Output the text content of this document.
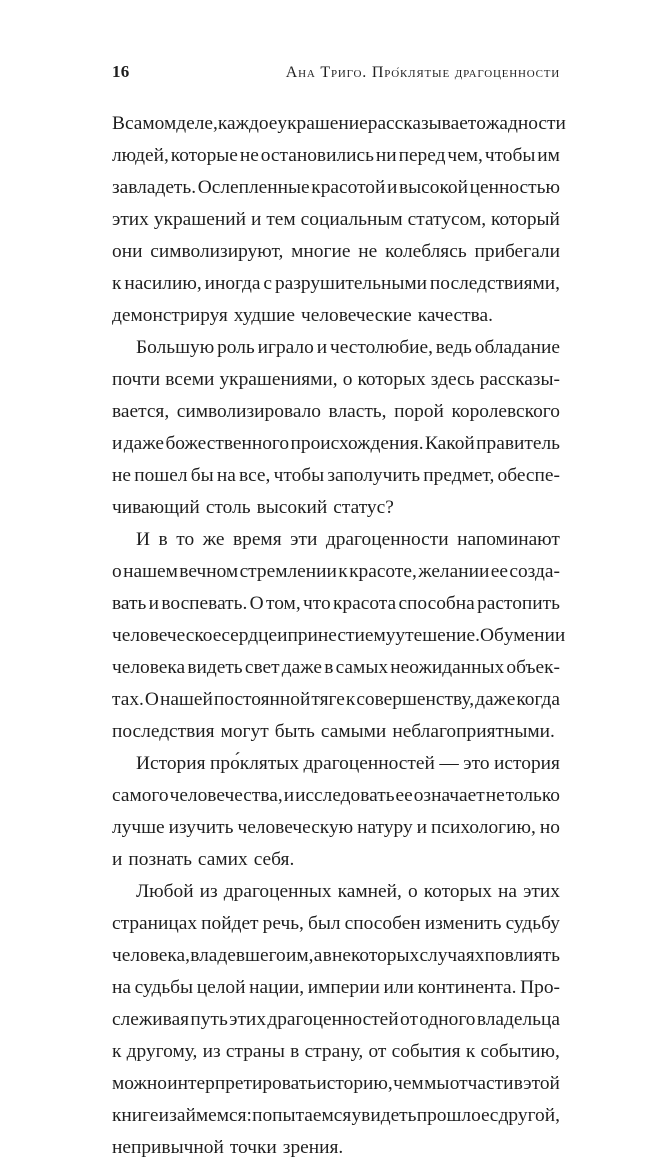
16	Ана Триго. Про́клятые драгоценности
В самом деле, каждое украшение рассказывает о жадности
людей, которые не остановились ни перед чем, чтобы им
завладеть. Ослепленные красотой и высокой ценностью
этих украшений и тем социальным статусом, который
они символизируют, многие не колеблясь прибегали
к насилию, иногда с разрушительными последствиями,
демонстрируя худшие человеческие качества.
Большую роль играло и честолюбие, ведь обладание
почти всеми украшениями, о которых здесь рассказы-
вается, символизировало власть, порой королевского
и даже божественного происхождения. Какой правитель
не пошел бы на все, чтобы заполучить предмет, обеспе-
чивающий столь высокий статус?
И в то же время эти драгоценности напоминают
о нашем вечном стремлении к красоте, желании ее созда-
вать и воспевать. О том, что красота способна растопить
человеческое сердце и принести ему утешение. Об умении
человека видеть свет даже в самых неожиданных объек-
тах. О нашей постоянной тяге к совершенству, даже когда
последствия могут быть самыми неблагоприятными.
История про́клятых драгоценностей — это история
самого человечества, и исследовать ее означает не только
лучше изучить человеческую натуру и психологию, но
и познать самих себя.
Любой из драгоценных камней, о которых на этих
страницах пойдет речь, был способен изменить судьбу
человека, владевшего им, а в некоторых случаях повлиять
на судьбы целой нации, империи или континента. Про-
слеживая путь этих драгоценностей от одного владельца
к другому, из страны в страну, от события к событию,
можно интерпретировать историю, чем мы отчасти в этой
книге и займемся: попытаемся увидеть прошлое с другой,
непривычной точки зрения.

== == ==

Reproduce the material above verbatim; omit every picture.

TASK RESULT:
Output the text content of this document.
16	Ана Триго. Про́клятые драгоценности
В самом деле, каждое украшение рассказывает о жадности
людей, которые не остановились ни перед чем, чтобы им
завладеть. Ослепленные красотой и высокой ценностью
этих украшений и тем социальным статусом, который
они символизируют, многие не колеблясь прибегали
к насилию, иногда с разрушительными последствиями,
демонстрируя худшие человеческие качества.
Большую роль играло и честолюбие, ведь обладание
почти всеми украшениями, о которых здесь рассказы-
вается, символизировало власть, порой королевского
и даже божественного происхождения. Какой правитель
не пошел бы на все, чтобы заполучить предмет, обеспе-
чивающий столь высокий статус?
И в то же время эти драгоценности напоминают
о нашем вечном стремлении к красоте, желании ее созда-
вать и воспевать. О том, что красота способна растопить
человеческое сердце и принести ему утешение. Об умении
человека видеть свет даже в самых неожиданных объек-
тах. О нашей постоянной тяге к совершенству, даже когда
последствия могут быть самыми неблагоприятными.
История про́клятых драгоценностей — это история
самого человечества, и исследовать ее означает не только
лучше изучить человеческую натуру и психологию, но
и познать самих себя.
Любой из драгоценных камней, о которых на этих
страницах пойдет речь, был способен изменить судьбу
человека, владевшего им, а в некоторых случаях повлиять
на судьбы целой нации, империи или континента. Про-
слеживая путь этих драгоценностей от одного владельца
к другому, из страны в страну, от события к событию,
можно интерпретировать историю, чем мы отчасти в этой
книге и займемся: попытаемся увидеть прошлое с другой,
непривычной точки зрения.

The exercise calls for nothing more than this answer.